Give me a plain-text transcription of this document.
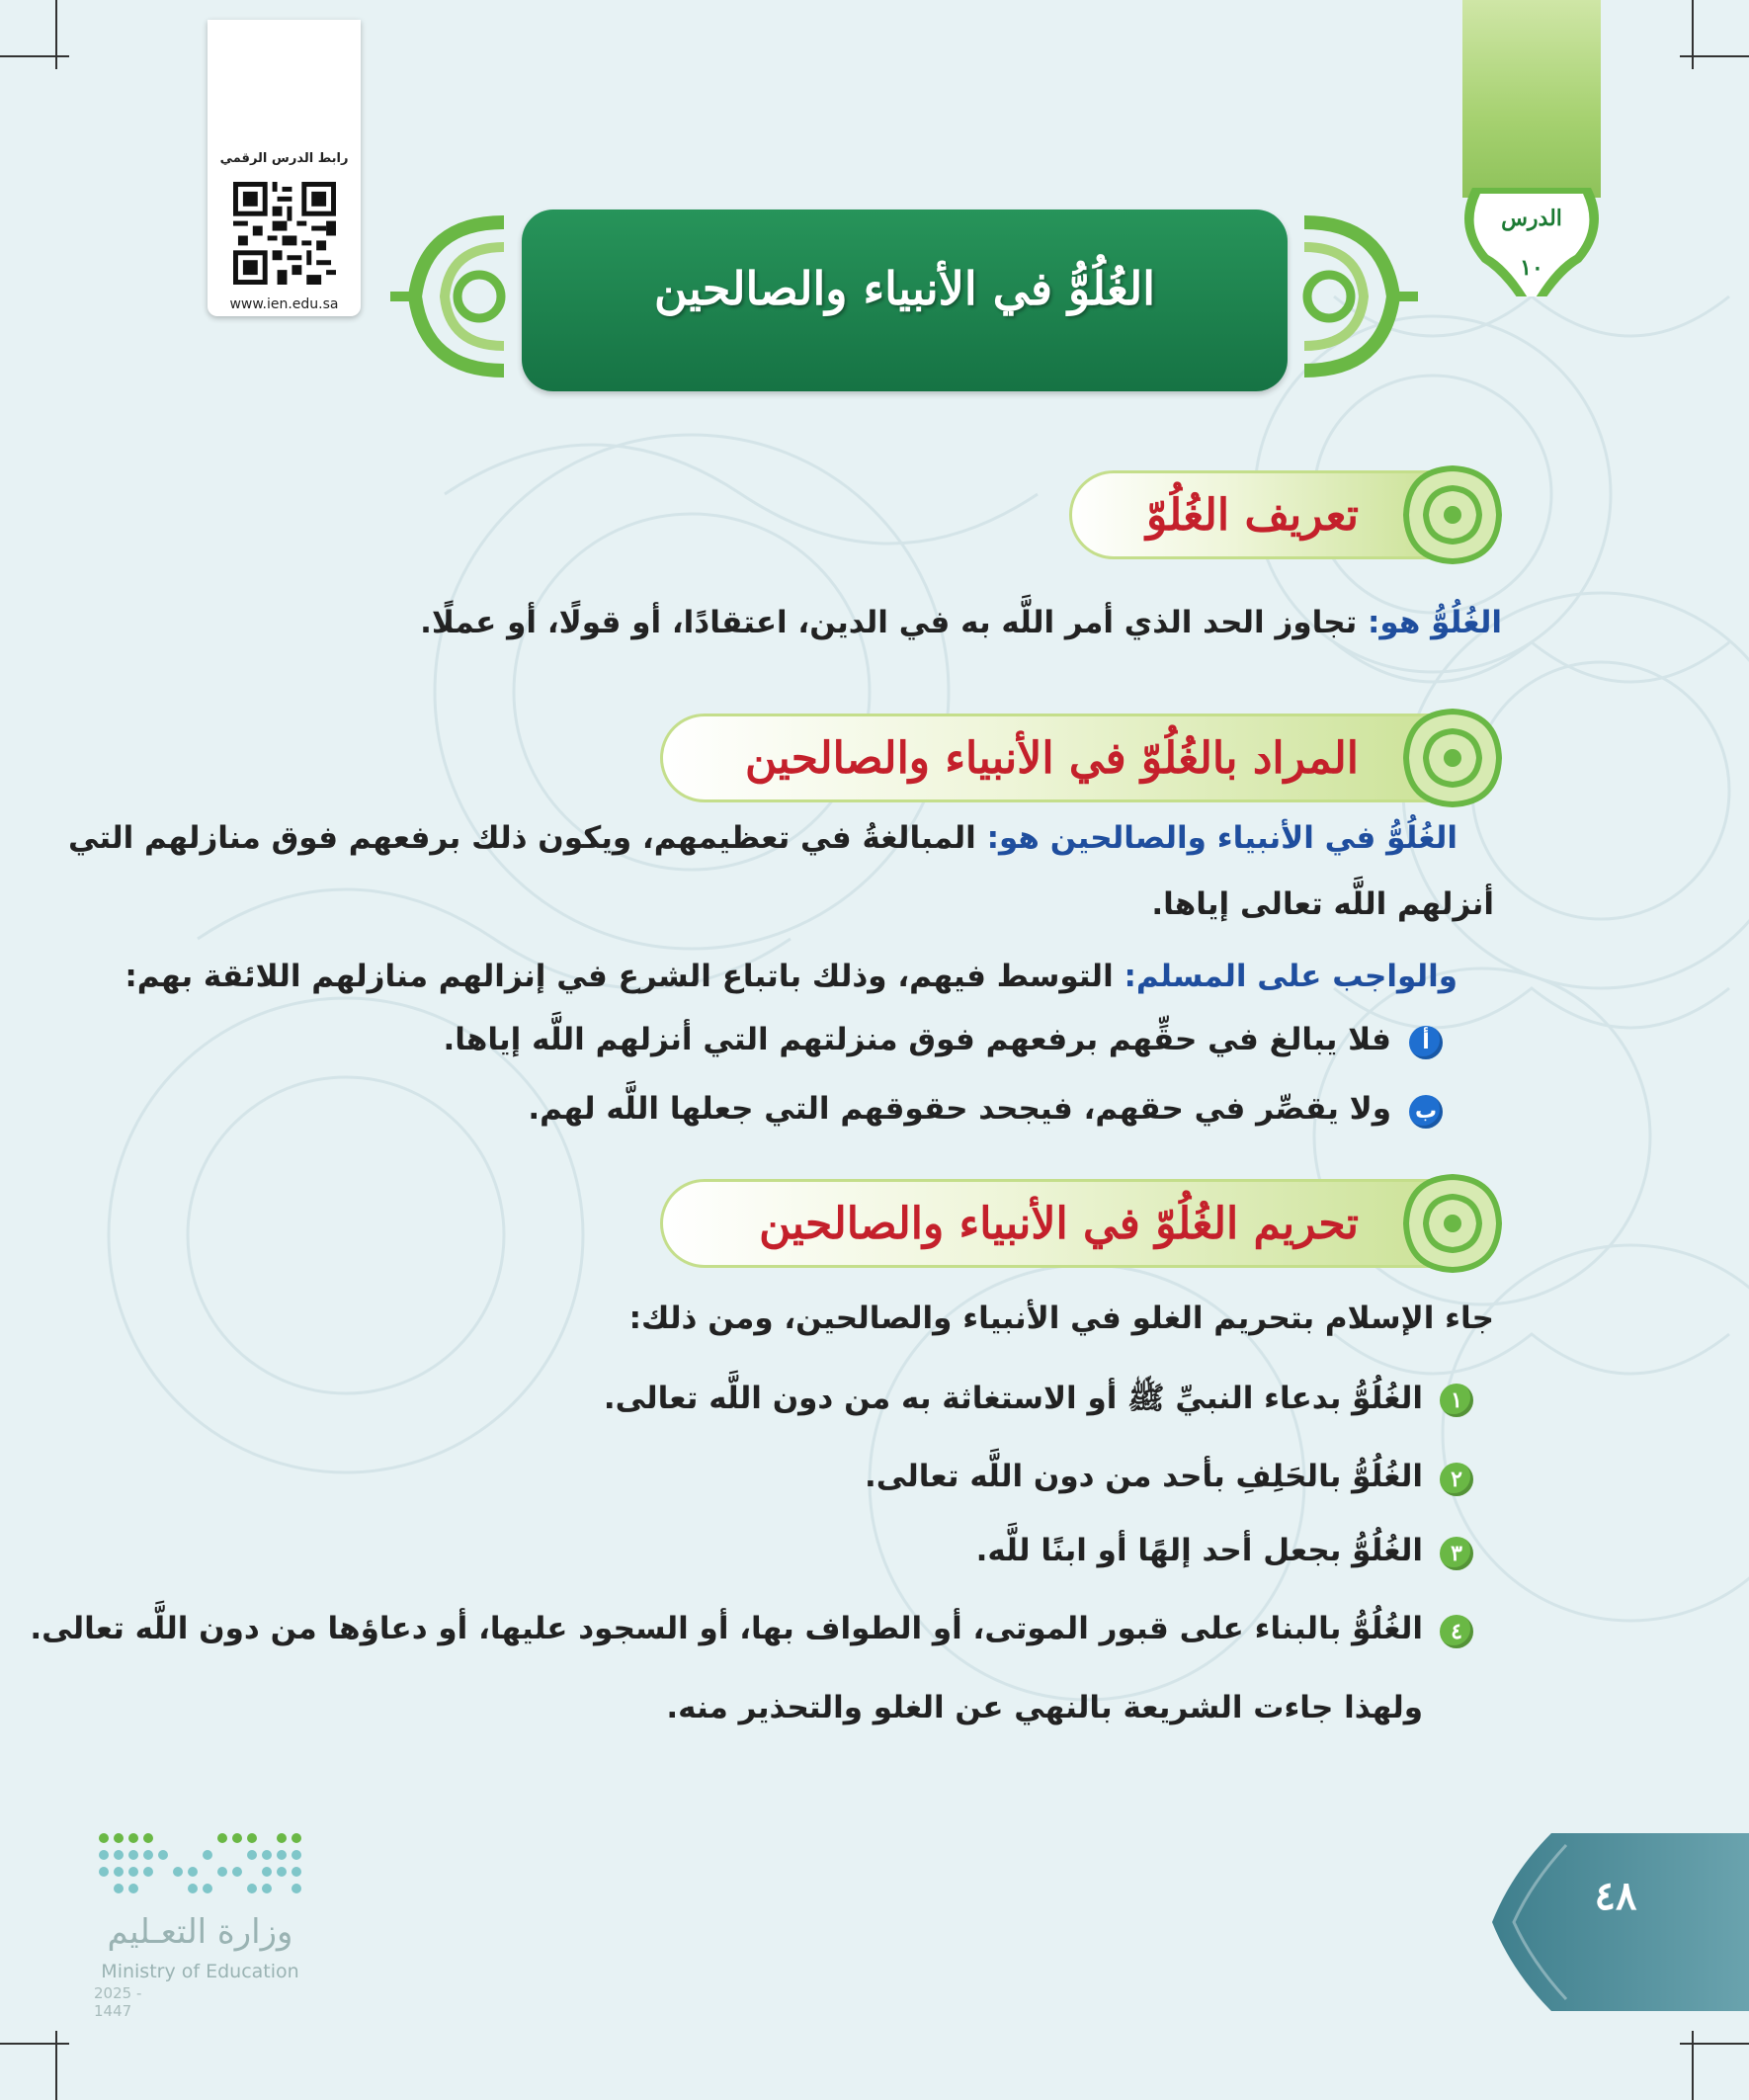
رابط الدرس الرقمي
www.ien.edu.sa
الدرس
١٠
الغُلُوُّ في الأنبياء والصالحين
تعريف الغُلُوّ
الغُلُوُّ هو: تجاوز الحد الذي أمر اللَّه به في الدين، اعتقادًا، أو قولًا، أو عملًا.
المراد بالغُلُوّ في الأنبياء والصالحين
الغُلُوُّ في الأنبياء والصالحين هو: المبالغةُ في تعظيمهم، ويكون ذلك برفعهم فوق منازلهم التي
أنزلهم اللَّه تعالى إياها.
والواجب على المسلم: التوسط فيهم، وذلك باتباع الشرع في إنزالهم منازلهم اللائقة بهم:
أ
فلا يبالغ في حقِّهم برفعهم فوق منزلتهم التي أنزلهم اللَّه إياها.
ب
ولا يقصِّر في حقهم، فيجحد حقوقهم التي جعلها اللَّه لهم.
تحريم الغُلُوّ في الأنبياء والصالحين
جاء الإسلام بتحريم الغلو في الأنبياء والصالحين، ومن ذلك:
١
الغُلُوُّ بدعاء النبيِّ ﷺ أو الاستغاثة به من دون اللَّه تعالى.
٢
الغُلُوُّ بالحَلِفِ بأحد من دون اللَّه تعالى.
٣
الغُلُوُّ بجعل أحد إلهًا أو ابنًا للَّه.
٤
الغُلُوُّ بالبناء على قبور الموتى، أو الطواف بها، أو السجود عليها، أو دعاؤها من دون اللَّه تعالى.
ولهذا جاءت الشريعة بالنهي عن الغلو والتحذير منه.
وزارة التعـليم
Ministry of Education
2025 - 1447
٤٨
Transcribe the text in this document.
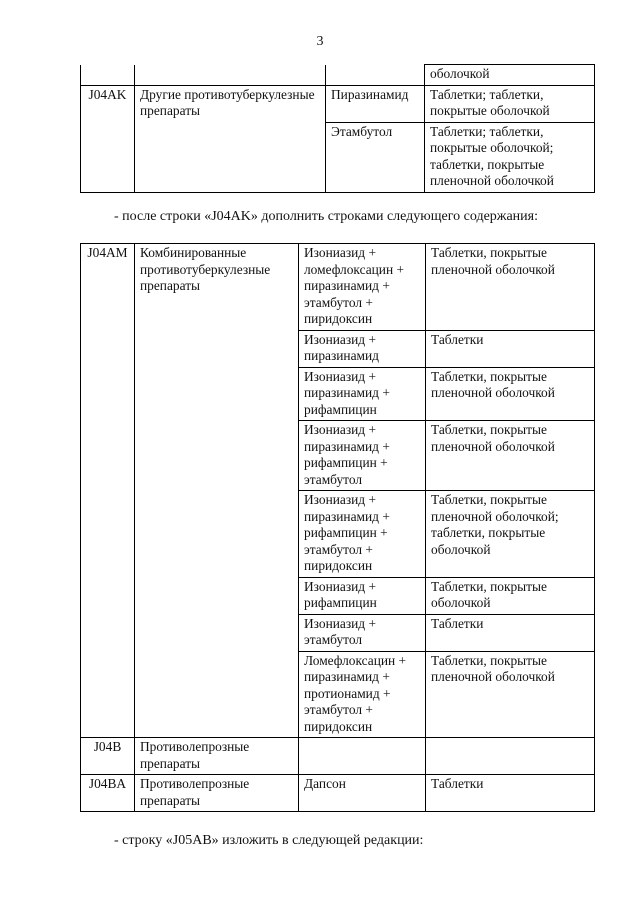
3
			оболочкой
J04AK	Другие противотуберкулезные препараты	Пиразинамид	Таблетки; таблетки, покрытые оболочкой
		Этамбутол	Таблетки; таблетки, покрытые оболочкой; таблетки, покрытые пленочной оболочкой
- после строки «J04AK» дополнить строками следующего содержания:
J04AM	Комбинированные противотуберкулезные препараты	Изониазид + ломефлоксацин + пиразинамид + этамбутол + пиридоксин	Таблетки, покрытые пленочной оболочкой
		Изониазид + пиразинамид	Таблетки
		Изониазид + пиразинамид + рифампицин	Таблетки, покрытые пленочной оболочкой
		Изониазид + пиразинамид + рифампицин + этамбутол	Таблетки, покрытые пленочной оболочкой
		Изониазид + пиразинамид + рифампицин + этамбутол + пиридоксин	Таблетки, покрытые пленочной оболочкой; таблетки, покрытые оболочкой
		Изониазид + рифампицин	Таблетки, покрытые оболочкой
		Изониазид + этамбутол	Таблетки
		Ломефлоксацин + пиразинамид + протионамид + этамбутол + пиридоксин	Таблетки, покрытые пленочной оболочкой
J04B	Противолепрозные препараты		
J04BA	Противолепрозные препараты	Дапсон	Таблетки
- строку «J05AB» изложить в следующей редакции:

**AIM OF THE EXERCISE:**
Report only how many lines of the listing hold the word "пиридоксин".

**COMPLETE RESPONSE:**
3